● Record extracts:
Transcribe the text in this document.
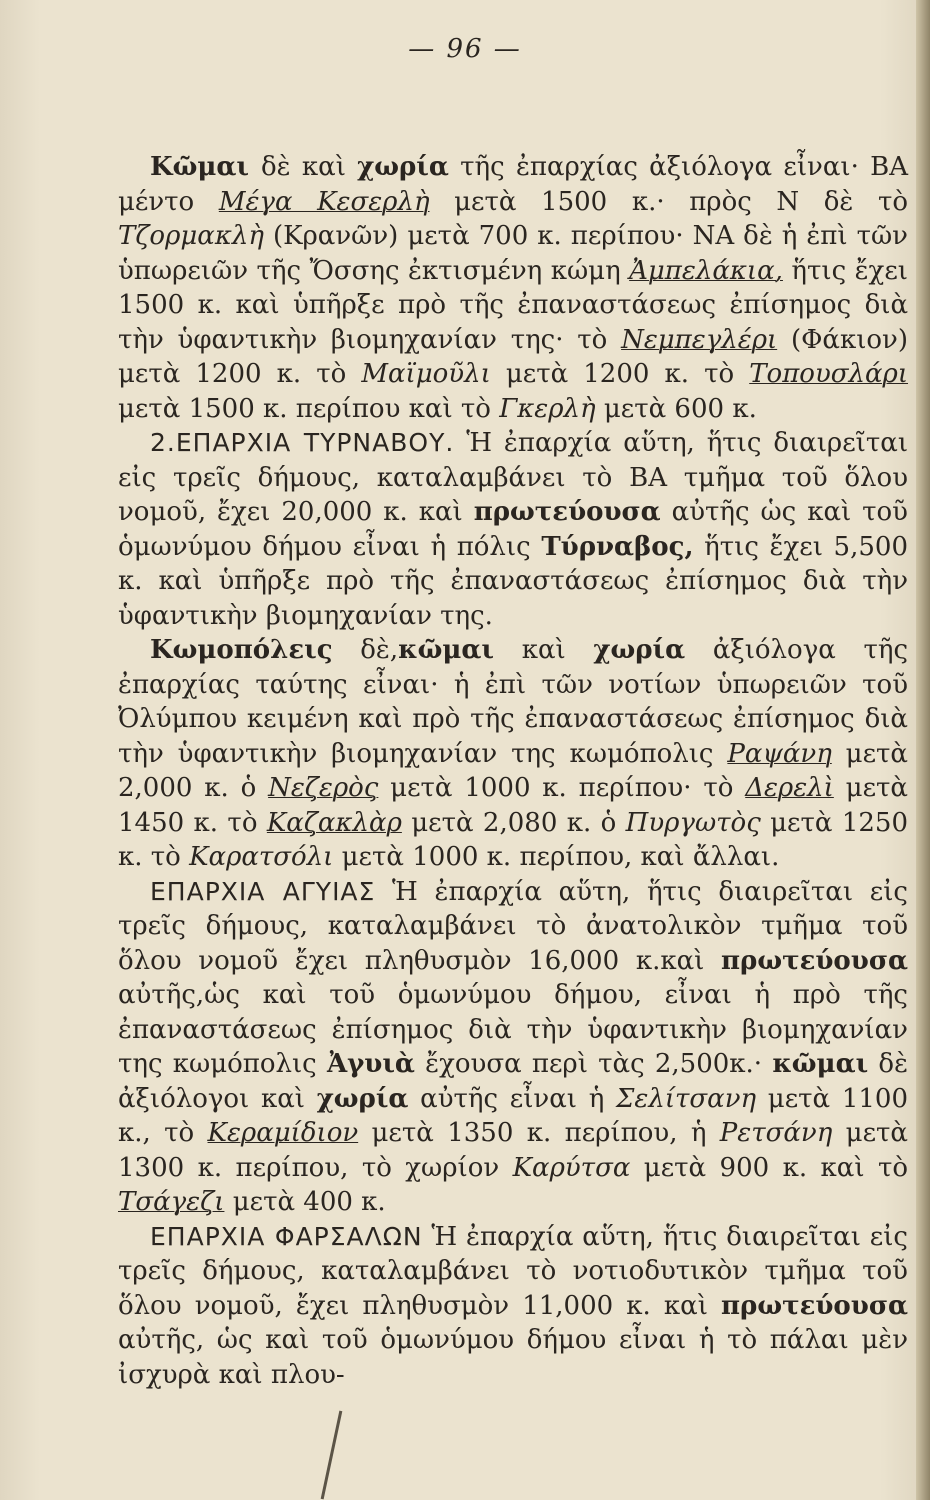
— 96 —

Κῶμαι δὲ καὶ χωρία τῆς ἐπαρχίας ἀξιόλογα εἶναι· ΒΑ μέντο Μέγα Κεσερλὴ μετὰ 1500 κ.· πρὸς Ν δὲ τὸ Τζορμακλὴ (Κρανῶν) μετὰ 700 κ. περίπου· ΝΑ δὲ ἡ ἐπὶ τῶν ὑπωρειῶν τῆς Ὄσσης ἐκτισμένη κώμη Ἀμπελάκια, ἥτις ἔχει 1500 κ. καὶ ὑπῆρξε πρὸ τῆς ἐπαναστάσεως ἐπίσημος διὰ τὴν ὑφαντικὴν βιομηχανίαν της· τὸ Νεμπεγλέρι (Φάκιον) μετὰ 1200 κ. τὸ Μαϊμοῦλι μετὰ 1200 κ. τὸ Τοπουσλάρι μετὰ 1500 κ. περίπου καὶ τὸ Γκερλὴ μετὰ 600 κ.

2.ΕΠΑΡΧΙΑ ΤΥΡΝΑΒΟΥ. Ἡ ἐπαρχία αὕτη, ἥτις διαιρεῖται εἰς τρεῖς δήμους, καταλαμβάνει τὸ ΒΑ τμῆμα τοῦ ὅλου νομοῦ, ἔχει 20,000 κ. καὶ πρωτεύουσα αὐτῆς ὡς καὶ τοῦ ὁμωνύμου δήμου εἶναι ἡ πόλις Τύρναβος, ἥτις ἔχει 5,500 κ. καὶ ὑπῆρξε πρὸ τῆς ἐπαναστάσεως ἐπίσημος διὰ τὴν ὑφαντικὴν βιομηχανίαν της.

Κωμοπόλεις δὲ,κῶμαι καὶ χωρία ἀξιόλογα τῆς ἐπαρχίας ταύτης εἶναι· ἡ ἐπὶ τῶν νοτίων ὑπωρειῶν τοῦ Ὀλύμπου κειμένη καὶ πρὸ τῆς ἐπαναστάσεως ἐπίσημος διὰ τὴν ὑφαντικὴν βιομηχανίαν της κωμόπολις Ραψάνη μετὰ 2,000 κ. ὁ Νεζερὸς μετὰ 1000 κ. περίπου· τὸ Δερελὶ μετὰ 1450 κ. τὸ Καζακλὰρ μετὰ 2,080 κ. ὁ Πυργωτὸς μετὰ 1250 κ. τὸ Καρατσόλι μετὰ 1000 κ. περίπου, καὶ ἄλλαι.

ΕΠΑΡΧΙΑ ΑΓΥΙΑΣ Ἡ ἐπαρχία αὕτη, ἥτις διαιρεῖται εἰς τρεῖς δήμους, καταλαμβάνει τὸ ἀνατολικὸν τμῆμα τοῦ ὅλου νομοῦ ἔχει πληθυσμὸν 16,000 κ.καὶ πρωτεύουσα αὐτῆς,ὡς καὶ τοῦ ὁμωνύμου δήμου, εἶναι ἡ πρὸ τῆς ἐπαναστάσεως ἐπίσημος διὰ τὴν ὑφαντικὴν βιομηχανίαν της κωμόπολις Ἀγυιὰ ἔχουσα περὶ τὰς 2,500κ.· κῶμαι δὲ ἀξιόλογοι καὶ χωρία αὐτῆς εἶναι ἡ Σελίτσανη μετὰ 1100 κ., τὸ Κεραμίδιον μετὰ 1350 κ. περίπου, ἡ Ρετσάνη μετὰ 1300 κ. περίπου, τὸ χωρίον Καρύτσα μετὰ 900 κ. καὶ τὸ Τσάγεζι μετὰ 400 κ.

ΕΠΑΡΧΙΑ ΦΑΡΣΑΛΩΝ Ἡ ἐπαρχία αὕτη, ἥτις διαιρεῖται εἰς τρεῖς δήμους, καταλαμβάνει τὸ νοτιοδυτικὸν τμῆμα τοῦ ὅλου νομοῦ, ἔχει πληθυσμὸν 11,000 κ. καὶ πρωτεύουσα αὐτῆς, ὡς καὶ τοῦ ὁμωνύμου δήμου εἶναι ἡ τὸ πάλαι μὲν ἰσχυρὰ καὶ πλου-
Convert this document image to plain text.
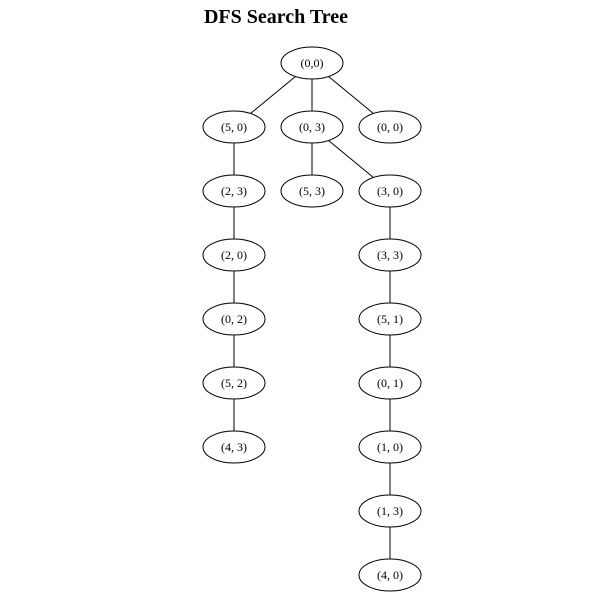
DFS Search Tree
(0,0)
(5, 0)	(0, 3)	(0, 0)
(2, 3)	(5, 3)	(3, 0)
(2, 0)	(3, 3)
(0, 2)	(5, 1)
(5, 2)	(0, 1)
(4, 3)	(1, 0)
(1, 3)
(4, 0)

* * *

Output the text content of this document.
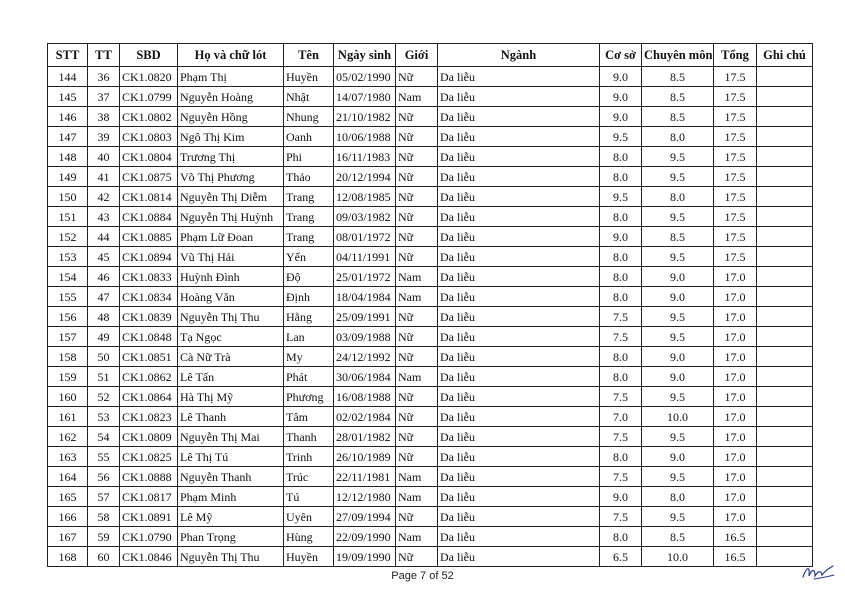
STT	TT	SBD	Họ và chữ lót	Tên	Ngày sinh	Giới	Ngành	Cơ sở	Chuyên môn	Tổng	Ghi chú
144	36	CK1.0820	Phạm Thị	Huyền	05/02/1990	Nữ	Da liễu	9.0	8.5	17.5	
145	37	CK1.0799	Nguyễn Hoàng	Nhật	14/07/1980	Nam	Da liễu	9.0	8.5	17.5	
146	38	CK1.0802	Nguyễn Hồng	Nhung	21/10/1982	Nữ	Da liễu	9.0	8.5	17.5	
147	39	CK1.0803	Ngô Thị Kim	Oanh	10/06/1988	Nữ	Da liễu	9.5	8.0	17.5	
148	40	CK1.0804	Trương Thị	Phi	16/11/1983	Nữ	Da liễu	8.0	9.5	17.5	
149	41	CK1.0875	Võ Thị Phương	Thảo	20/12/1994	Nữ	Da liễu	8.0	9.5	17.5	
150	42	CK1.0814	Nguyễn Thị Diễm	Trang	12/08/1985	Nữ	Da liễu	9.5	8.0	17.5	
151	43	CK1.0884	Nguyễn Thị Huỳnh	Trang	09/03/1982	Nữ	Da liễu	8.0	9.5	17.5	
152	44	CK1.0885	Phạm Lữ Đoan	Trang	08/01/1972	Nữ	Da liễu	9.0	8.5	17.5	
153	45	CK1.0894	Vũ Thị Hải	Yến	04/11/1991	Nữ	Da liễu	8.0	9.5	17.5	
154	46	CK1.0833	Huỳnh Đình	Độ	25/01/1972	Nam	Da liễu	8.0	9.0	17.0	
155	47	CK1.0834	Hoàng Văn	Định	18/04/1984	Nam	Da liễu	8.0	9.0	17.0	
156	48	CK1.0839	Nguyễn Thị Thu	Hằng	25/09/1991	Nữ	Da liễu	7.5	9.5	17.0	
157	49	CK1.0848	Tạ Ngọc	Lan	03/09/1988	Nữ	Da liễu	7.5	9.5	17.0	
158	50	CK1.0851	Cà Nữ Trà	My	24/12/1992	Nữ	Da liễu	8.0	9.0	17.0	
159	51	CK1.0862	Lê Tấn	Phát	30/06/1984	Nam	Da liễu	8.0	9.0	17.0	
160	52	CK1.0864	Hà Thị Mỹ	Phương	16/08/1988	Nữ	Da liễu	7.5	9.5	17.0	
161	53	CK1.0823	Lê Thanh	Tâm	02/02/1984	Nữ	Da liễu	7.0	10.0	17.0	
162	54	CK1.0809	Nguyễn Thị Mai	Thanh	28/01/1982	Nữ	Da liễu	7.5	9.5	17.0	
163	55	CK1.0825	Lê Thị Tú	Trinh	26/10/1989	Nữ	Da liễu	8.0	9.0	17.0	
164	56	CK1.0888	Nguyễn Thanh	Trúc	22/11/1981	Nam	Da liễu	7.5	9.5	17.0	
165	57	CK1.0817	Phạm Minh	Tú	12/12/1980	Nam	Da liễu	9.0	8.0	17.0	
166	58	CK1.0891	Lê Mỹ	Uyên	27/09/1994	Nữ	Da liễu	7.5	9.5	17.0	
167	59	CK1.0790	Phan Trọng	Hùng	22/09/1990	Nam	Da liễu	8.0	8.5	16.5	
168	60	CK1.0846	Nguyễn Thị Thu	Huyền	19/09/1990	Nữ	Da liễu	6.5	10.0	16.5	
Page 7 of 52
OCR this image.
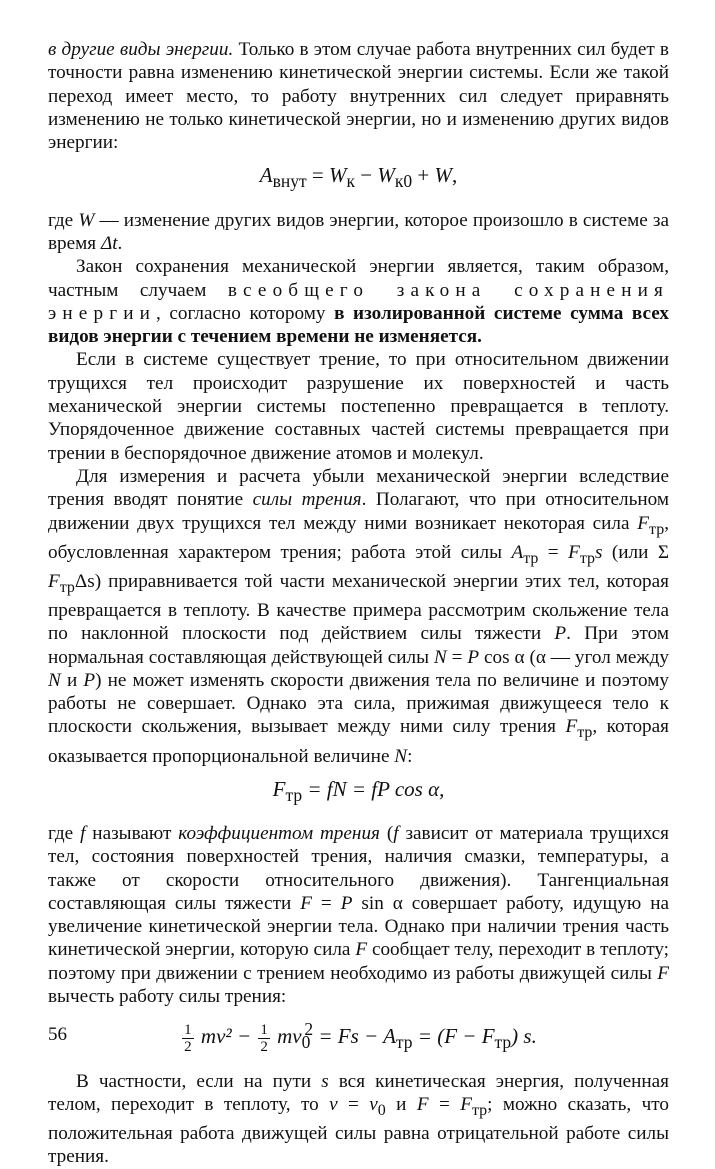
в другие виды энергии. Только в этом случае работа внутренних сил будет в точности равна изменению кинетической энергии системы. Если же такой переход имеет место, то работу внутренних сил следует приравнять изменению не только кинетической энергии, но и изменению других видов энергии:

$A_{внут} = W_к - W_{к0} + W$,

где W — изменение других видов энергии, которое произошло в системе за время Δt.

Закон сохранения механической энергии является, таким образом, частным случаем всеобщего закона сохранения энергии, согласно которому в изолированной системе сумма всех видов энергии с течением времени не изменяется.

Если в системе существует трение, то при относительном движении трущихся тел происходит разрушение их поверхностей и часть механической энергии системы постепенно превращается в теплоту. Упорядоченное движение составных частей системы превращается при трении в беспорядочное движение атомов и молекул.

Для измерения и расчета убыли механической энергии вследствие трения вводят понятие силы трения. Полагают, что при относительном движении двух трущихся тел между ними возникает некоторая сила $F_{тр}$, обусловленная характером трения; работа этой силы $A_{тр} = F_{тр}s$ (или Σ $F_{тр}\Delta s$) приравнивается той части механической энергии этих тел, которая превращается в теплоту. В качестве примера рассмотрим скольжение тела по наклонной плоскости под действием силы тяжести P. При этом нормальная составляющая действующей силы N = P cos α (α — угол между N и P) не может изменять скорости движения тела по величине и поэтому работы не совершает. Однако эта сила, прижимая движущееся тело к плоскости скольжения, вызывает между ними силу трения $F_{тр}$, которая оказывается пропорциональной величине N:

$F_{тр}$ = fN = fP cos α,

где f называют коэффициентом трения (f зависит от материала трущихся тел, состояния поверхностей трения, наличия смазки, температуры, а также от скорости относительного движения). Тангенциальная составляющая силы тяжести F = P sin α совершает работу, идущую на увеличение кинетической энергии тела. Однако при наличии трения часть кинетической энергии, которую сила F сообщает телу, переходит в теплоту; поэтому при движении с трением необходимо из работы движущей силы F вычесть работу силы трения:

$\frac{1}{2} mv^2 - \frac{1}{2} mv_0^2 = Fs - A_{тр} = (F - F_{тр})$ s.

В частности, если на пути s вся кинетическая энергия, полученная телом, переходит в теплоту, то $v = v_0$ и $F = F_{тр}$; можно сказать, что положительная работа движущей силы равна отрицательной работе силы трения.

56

--

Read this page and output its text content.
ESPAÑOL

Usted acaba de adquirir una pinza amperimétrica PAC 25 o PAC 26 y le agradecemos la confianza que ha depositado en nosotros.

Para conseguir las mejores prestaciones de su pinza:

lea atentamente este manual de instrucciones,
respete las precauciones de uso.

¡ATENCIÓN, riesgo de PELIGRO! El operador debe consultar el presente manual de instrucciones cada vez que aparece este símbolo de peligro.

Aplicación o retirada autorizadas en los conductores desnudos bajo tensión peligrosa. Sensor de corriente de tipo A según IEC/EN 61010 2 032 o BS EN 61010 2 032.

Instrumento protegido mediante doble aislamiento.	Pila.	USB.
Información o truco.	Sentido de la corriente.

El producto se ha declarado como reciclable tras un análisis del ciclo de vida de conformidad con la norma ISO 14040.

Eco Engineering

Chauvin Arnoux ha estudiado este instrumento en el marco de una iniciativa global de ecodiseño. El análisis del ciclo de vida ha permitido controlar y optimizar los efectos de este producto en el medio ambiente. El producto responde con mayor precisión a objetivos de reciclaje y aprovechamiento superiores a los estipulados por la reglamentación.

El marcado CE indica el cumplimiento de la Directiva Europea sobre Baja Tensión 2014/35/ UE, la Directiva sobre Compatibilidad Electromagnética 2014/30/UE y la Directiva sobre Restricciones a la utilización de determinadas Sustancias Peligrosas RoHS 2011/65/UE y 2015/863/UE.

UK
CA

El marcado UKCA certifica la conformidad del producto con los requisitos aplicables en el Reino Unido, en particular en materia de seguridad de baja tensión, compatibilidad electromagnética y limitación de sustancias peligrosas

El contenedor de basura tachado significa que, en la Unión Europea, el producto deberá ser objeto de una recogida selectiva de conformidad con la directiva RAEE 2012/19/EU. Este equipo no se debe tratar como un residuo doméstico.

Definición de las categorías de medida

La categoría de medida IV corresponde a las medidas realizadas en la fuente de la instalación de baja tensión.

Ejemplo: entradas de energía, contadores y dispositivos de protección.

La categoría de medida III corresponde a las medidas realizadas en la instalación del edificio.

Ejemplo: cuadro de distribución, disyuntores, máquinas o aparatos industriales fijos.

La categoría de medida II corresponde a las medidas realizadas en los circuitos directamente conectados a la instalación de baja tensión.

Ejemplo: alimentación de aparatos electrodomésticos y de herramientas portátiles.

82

● Aim: Isolate each line of the listing above that includes "других". Copy it.

● Task answer:
в другие виды энергии. Только в этом случае работа внутренних сил будет в точности равна изменению кинетической энергии системы. Если же такой переход имеет место, то работу внутренних сил следует приравнять изменению не только кинетической энергии, но и изменению других видов энергии:
где W — изменение других видов энергии, которое произошло в системе за время Δt.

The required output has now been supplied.